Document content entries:
Start of Block

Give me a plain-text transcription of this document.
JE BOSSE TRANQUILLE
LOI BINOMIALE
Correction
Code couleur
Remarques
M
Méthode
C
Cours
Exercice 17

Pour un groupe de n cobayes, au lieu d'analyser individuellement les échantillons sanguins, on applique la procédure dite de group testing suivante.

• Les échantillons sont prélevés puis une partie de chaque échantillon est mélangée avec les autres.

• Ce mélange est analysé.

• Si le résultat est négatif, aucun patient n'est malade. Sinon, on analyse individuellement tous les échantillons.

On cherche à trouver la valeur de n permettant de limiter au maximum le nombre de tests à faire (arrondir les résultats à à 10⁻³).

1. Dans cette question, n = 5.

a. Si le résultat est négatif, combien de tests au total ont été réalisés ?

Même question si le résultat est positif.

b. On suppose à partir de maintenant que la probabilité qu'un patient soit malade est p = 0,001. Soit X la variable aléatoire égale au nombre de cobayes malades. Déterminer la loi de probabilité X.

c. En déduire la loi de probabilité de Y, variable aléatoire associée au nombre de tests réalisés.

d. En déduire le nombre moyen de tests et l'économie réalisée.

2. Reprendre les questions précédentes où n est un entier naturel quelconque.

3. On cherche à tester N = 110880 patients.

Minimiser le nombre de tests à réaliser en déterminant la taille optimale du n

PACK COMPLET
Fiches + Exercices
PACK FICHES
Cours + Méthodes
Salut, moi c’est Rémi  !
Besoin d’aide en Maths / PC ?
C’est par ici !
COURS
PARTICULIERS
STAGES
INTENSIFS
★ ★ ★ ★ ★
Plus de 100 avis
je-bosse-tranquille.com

End of Block

*PROBLEM TO WORK ON*: Restate the records from above exactly as they read.

*RESPONSE*:
Give me a plain-text transcription of this document.
JE BOSSE TRANQUILLE
LOI BINOMIALE
Correction
Code couleur
Remarques
M
Méthode
C
Cours
Exercice 17

Pour un groupe de n cobayes, au lieu d'analyser individuellement les échantillons sanguins, on applique la procédure dite de group testing suivante.

• Les échantillons sont prélevés puis une partie de chaque échantillon est mélangée avec les autres.

• Ce mélange est analysé.

• Si le résultat est négatif, aucun patient n'est malade. Sinon, on analyse individuellement tous les échantillons.

On cherche à trouver la valeur de n permettant de limiter au maximum le nombre de tests à faire (arrondir les résultats à à 10⁻³).

1. Dans cette question, n = 5.

a. Si le résultat est négatif, combien de tests au total ont été réalisés ?

Même question si le résultat est positif.

b. On suppose à partir de maintenant que la probabilité qu'un patient soit malade est p = 0,001. Soit X la variable aléatoire égale au nombre de cobayes malades. Déterminer la loi de probabilité X.

c. En déduire la loi de probabilité de Y, variable aléatoire associée au nombre de tests réalisés.

d. En déduire le nombre moyen de tests et l'économie réalisée.

2. Reprendre les questions précédentes où n est un entier naturel quelconque.

3. On cherche à tester N = 110880 patients.

Minimiser le nombre de tests à réaliser en déterminant la taille optimale du n

PACK COMPLET
Fiches + Exercices
PACK FICHES
Cours + Méthodes
Salut, moi c’est Rémi  !
Besoin d’aide en Maths / PC ?
C’est par ici !
COURS
PARTICULIERS
STAGES
INTENSIFS
★ ★ ★ ★ ★
Plus de 100 avis
je-bosse-tranquille.com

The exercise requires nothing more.